## What to produce
Quote the records below in full, exactly as given, with the images taken out.

## Entries supplied
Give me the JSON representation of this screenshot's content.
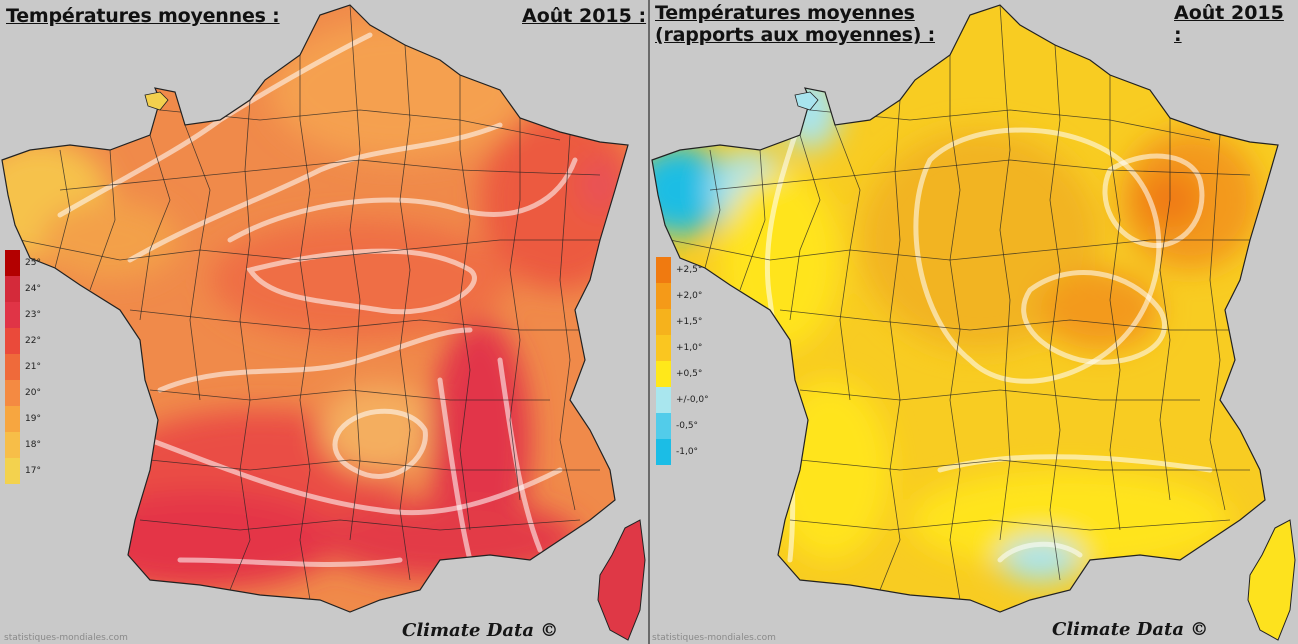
{
  "left_panel": {
    "title": "Températures moyennes :",
    "date": "Août 2015 :",
    "legend": [
      {
        "label": "25°",
        "color": "#b30000"
      },
      {
        "label": "24°",
        "color": "#d42a3a"
      },
      {
        "label": "23°",
        "color": "#e03446"
      },
      {
        "label": "22°",
        "color": "#ea4a3a"
      },
      {
        "label": "21°",
        "color": "#ef6a3a"
      },
      {
        "label": "20°",
        "color": "#f48a42"
      },
      {
        "label": "19°",
        "color": "#f7a640"
      },
      {
        "label": "18°",
        "color": "#f7be48"
      },
      {
        "label": "17°",
        "color": "#f3d24e"
      }
    ],
    "watermark": "Climate Data ©",
    "source": "statistiques-mondiales.com"
  },
  "right_panel": {
    "title": "Températures moyennes\n(rapports aux moyennes) :",
    "date": "Août 2015 :",
    "legend": [
      {
        "label": "+2,5°",
        "color": "#f07a10"
      },
      {
        "label": "+2,0°",
        "color": "#f59a18"
      },
      {
        "label": "+1,5°",
        "color": "#f6b21c"
      },
      {
        "label": "+1,0°",
        "color": "#fac620"
      },
      {
        "label": "+0,5°",
        "color": "#ffe81a"
      },
      {
        "label": "+/-0,0°",
        "color": "#a9e6ee"
      },
      {
        "label": "-0,5°",
        "color": "#52ccea"
      },
      {
        "label": "-1,0°",
        "color": "#1bbde6"
      }
    ],
    "watermark": "Climate Data ©",
    "source": "statistiques-mondiales.com"
  }
}
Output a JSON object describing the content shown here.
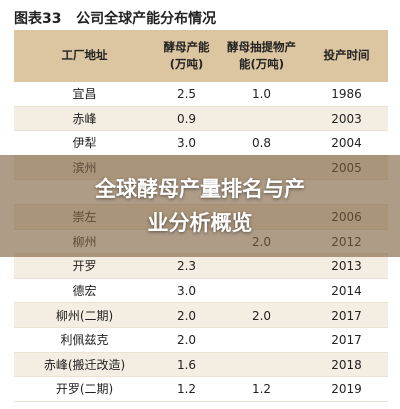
{
  "header": {
    "title": "图表33   公司全球产能分布情况"
  },
  "table": {
    "columns": [
      "工厂地址",
      "酵母产能(万吨)",
      "酵母抽提物产能(万吨)",
      "投产时间"
    ],
    "rows": [
      [
        "宜昌",
        "2.5",
        "1.0",
        "1986"
      ],
      [
        "赤峰",
        "0.9",
        null,
        "2003"
      ],
      [
        "伊犁",
        "3.0",
        "0.8",
        "2004"
      ],
      [
        "滨州",
        null,
        null,
        "2005"
      ],
      [
        null,
        null,
        null,
        null
      ],
      [
        "崇左",
        null,
        null,
        "2006"
      ],
      [
        "柳州",
        null,
        "2.0",
        "2012"
      ],
      [
        "开罗",
        "2.3",
        null,
        "2013"
      ],
      [
        "德宏",
        "3.0",
        null,
        "2014"
      ],
      [
        "柳州(二期)",
        "2.0",
        "2.0",
        "2017"
      ],
      [
        "利佩兹克",
        "2.0",
        null,
        "2017"
      ],
      [
        "赤峰(搬迁改造)",
        "1.6",
        null,
        "2018"
      ],
      [
        "开罗(二期)",
        "1.2",
        "1.2",
        "2019"
      ]
    ]
  },
  "banner": {
    "lines": [
      "全球酵母产量排名与产",
      "业分析概览"
    ]
  }
}
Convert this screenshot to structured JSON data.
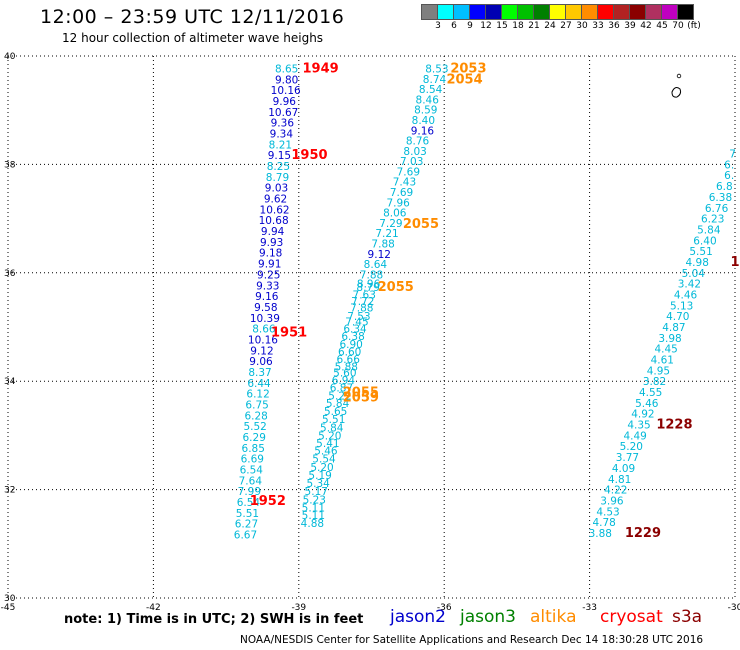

## Solution for this exercise
Give me the JSON representation of this screenshot's content.
{
  "left_panel": {
    "title": "Températures moyennes :",
    "date": "Août 2015 :",
    "legend": [
      {
        "label": "25°",
        "color": "#b30000"
      },
      {
        "label": "24°",
        "color": "#d42a3a"
      },
      {
        "label": "23°",
        "color": "#e03446"
      },
      {
        "label": "22°",
        "color": "#ea4a3a"
      },
      {
        "label": "21°",
        "color": "#ef6a3a"
      },
      {
        "label": "20°",
        "color": "#f48a42"
      },
      {
        "label": "19°",
        "color": "#f7a640"
      },
      {
        "label": "18°",
        "color": "#f7be48"
      },
      {
        "label": "17°",
        "color": "#f3d24e"
      }
    ],
    "watermark": "Climate Data ©",
    "source": "statistiques-mondiales.com"
  },
  "right_panel": {
    "title": "Températures moyennes\n(rapports aux moyennes) :",
    "date": "Août 2015 :",
    "legend": [
      {
        "label": "+2,5°",
        "color": "#f07a10"
      },
      {
        "label": "+2,0°",
        "color": "#f59a18"
      },
      {
        "label": "+1,5°",
        "color": "#f6b21c"
      },
      {
        "label": "+1,0°",
        "color": "#fac620"
      },
      {
        "label": "+0,5°",
        "color": "#ffe81a"
      },
      {
        "label": "+/-0,0°",
        "color": "#a9e6ee"
      },
      {
        "label": "-0,5°",
        "color": "#52ccea"
      },
      {
        "label": "-1,0°",
        "color": "#1bbde6"
      }
    ],
    "watermark": "Climate Data ©",
    "source": "statistiques-mondiales.com"
  }
}
Output a JSON object describing the content shown here.
{
  "header": {
    "title": "图表33   公司全球产能分布情况"
  },
  "table": {
    "columns": [
      "工厂地址",
      "酵母产能(万吨)",
      "酵母抽提物产能(万吨)",
      "投产时间"
    ],
    "rows": [
      [
        "宜昌",
        "2.5",
        "1.0",
        "1986"
      ],
      [
        "赤峰",
        "0.9",
        null,
        "2003"
      ],
      [
        "伊犁",
        "3.0",
        "0.8",
        "2004"
      ],
      [
        "滨州",
        null,
        null,
        "2005"
      ],
      [
        null,
        null,
        null,
        null
      ],
      [
        "崇左",
        null,
        null,
        "2006"
      ],
      [
        "柳州",
        null,
        "2.0",
        "2012"
      ],
      [
        "开罗",
        "2.3",
        null,
        "2013"
      ],
      [
        "德宏",
        "3.0",
        null,
        "2014"
      ],
      [
        "柳州(二期)",
        "2.0",
        "2.0",
        "2017"
      ],
      [
        "利佩兹克",
        "2.0",
        null,
        "2017"
      ],
      [
        "赤峰(搬迁改造)",
        "1.6",
        null,
        "2018"
      ],
      [
        "开罗(二期)",
        "1.2",
        "1.2",
        "2019"
      ]
    ]
  },
  "banner": {
    "lines": [
      "全球酵母产量排名与产",
      "业分析概览"
    ]
  }
}
Convert this screenshot to structured JSON data.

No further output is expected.